[A block of data]

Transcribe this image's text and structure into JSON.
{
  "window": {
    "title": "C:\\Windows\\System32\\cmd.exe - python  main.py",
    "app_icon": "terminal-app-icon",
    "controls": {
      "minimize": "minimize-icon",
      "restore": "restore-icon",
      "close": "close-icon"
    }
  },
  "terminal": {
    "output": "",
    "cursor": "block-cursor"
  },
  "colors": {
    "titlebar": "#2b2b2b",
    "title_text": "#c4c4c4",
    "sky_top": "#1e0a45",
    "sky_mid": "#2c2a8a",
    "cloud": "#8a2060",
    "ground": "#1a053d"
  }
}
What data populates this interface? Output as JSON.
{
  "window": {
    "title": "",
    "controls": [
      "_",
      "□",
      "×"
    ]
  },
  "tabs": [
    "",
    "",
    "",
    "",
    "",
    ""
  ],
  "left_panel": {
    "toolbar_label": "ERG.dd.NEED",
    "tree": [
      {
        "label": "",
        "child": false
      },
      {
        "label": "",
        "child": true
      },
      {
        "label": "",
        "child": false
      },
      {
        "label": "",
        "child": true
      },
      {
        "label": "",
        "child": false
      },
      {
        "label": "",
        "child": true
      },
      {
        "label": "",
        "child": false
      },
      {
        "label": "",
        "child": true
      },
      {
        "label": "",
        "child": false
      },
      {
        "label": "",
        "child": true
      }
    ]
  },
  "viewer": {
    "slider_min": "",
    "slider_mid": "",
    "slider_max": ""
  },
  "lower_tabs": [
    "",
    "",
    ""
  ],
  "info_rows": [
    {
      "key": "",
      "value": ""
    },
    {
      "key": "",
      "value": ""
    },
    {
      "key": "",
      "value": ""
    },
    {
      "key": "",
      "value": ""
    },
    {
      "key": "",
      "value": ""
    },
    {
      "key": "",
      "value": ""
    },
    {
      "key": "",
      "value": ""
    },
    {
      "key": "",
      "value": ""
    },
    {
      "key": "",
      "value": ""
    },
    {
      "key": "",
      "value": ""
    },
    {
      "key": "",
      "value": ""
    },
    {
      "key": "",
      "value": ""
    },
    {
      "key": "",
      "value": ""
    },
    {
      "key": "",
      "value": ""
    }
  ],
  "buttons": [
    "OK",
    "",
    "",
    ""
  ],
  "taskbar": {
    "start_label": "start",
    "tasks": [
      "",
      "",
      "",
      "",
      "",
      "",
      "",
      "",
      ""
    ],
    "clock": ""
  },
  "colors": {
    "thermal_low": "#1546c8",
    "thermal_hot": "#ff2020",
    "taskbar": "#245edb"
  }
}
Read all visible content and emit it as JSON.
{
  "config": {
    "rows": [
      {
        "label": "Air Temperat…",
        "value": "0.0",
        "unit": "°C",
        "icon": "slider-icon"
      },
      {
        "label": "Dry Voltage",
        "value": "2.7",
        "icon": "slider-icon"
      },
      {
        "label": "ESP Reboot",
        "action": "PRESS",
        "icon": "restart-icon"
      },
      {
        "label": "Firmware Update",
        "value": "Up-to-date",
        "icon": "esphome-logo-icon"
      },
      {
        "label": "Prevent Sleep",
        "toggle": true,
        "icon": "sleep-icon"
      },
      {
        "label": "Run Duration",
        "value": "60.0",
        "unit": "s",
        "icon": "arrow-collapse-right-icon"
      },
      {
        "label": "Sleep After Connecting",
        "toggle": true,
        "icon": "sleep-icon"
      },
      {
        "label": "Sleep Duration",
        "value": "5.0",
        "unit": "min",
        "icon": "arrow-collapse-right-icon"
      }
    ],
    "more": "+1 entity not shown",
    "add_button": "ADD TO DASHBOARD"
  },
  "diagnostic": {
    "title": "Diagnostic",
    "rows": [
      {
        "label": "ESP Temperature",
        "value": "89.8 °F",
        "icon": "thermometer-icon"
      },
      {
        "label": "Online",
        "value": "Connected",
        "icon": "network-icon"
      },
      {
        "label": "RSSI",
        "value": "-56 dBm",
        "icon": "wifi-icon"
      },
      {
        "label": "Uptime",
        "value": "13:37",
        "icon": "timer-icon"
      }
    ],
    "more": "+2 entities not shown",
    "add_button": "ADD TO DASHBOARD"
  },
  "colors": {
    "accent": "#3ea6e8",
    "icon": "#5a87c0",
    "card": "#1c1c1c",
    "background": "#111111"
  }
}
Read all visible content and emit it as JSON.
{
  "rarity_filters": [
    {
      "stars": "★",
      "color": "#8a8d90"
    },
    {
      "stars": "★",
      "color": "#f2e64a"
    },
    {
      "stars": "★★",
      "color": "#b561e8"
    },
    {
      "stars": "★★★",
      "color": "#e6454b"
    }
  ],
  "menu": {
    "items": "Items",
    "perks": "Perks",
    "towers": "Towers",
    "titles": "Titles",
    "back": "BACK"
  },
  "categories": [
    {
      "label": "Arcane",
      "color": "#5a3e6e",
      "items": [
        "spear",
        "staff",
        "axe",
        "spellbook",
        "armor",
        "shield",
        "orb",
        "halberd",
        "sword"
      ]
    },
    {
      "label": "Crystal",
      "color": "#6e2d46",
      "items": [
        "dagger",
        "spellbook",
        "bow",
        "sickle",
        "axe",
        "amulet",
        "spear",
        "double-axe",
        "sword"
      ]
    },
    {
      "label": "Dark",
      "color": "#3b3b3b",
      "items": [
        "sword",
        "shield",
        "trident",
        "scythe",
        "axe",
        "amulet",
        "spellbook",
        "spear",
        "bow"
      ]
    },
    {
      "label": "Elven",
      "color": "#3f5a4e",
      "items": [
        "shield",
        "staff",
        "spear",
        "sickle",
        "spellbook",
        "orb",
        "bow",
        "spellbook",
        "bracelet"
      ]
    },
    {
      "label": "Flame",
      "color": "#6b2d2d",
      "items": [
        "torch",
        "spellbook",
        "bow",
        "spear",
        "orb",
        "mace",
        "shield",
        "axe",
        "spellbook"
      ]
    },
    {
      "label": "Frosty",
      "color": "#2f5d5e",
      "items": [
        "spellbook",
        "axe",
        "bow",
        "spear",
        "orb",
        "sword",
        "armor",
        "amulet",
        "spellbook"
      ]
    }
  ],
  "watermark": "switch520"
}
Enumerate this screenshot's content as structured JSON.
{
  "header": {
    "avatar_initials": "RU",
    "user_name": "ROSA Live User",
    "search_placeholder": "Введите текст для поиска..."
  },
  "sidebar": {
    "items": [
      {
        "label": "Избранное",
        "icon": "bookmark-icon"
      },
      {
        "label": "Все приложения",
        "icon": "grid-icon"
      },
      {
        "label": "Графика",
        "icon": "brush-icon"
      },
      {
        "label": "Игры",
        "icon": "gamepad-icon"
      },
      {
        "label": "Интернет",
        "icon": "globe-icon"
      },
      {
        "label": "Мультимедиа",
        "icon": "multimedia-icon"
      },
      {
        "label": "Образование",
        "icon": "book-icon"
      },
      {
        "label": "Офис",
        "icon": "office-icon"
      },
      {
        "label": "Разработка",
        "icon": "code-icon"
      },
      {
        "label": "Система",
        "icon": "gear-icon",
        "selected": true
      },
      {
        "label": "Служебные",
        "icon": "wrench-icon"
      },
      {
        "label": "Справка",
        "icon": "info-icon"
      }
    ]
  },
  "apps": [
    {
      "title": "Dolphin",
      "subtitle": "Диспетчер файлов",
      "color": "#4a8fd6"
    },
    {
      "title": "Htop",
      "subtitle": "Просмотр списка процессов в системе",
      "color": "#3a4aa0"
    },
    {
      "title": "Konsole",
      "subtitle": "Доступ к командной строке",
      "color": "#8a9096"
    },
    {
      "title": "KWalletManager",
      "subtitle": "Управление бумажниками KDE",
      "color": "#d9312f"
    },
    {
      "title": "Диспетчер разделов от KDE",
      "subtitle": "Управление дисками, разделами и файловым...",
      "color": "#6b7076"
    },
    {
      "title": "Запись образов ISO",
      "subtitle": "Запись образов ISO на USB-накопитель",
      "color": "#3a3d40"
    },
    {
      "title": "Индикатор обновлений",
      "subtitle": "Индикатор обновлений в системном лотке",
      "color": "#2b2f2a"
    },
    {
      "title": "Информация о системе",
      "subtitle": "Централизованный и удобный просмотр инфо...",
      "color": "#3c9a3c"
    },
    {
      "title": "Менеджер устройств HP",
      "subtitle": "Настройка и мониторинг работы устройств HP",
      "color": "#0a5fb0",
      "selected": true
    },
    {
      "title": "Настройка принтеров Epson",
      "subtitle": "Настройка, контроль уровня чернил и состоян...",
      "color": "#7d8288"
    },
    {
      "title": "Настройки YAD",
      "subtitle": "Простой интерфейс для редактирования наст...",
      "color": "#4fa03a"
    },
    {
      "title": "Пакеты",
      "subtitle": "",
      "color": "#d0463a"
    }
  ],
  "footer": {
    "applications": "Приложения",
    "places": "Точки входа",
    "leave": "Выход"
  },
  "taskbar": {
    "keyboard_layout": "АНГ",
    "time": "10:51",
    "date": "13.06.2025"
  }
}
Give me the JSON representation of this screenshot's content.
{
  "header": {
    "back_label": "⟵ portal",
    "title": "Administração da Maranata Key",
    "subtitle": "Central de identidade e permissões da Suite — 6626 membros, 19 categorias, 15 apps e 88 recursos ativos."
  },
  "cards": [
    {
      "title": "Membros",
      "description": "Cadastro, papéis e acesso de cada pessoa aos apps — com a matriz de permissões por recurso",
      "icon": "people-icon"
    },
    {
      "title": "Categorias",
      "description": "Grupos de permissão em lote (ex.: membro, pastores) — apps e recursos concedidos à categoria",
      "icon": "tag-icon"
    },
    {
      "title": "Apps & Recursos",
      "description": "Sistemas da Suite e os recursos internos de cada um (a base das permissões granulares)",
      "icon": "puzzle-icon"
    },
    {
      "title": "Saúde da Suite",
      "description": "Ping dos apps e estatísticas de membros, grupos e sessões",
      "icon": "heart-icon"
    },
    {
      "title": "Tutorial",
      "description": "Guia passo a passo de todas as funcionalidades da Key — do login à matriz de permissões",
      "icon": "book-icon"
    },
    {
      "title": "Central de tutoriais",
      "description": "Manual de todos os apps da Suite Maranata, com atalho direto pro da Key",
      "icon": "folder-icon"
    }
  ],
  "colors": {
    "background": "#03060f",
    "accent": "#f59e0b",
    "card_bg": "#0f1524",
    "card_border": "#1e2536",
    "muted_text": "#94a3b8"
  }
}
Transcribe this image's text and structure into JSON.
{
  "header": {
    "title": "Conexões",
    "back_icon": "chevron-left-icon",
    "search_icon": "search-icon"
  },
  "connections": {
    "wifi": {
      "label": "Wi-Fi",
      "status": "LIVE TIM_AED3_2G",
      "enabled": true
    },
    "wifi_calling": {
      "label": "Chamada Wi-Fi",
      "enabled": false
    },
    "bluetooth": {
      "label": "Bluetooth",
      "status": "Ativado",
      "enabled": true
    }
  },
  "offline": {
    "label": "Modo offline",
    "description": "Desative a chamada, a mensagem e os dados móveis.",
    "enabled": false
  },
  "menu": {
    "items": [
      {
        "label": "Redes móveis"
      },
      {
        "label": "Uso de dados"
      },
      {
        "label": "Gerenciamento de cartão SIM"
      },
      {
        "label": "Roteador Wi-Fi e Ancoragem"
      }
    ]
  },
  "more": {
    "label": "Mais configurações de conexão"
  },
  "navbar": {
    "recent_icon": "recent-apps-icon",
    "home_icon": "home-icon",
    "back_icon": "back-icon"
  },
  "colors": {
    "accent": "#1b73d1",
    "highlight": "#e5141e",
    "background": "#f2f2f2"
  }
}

Description of the task> Pick each line holding the word "accent" out of the data and copy it.

Answer to the task>
    "accent": "#3ea6e8",
    "accent": "#f59e0b",
    "accent": "#1b73d1",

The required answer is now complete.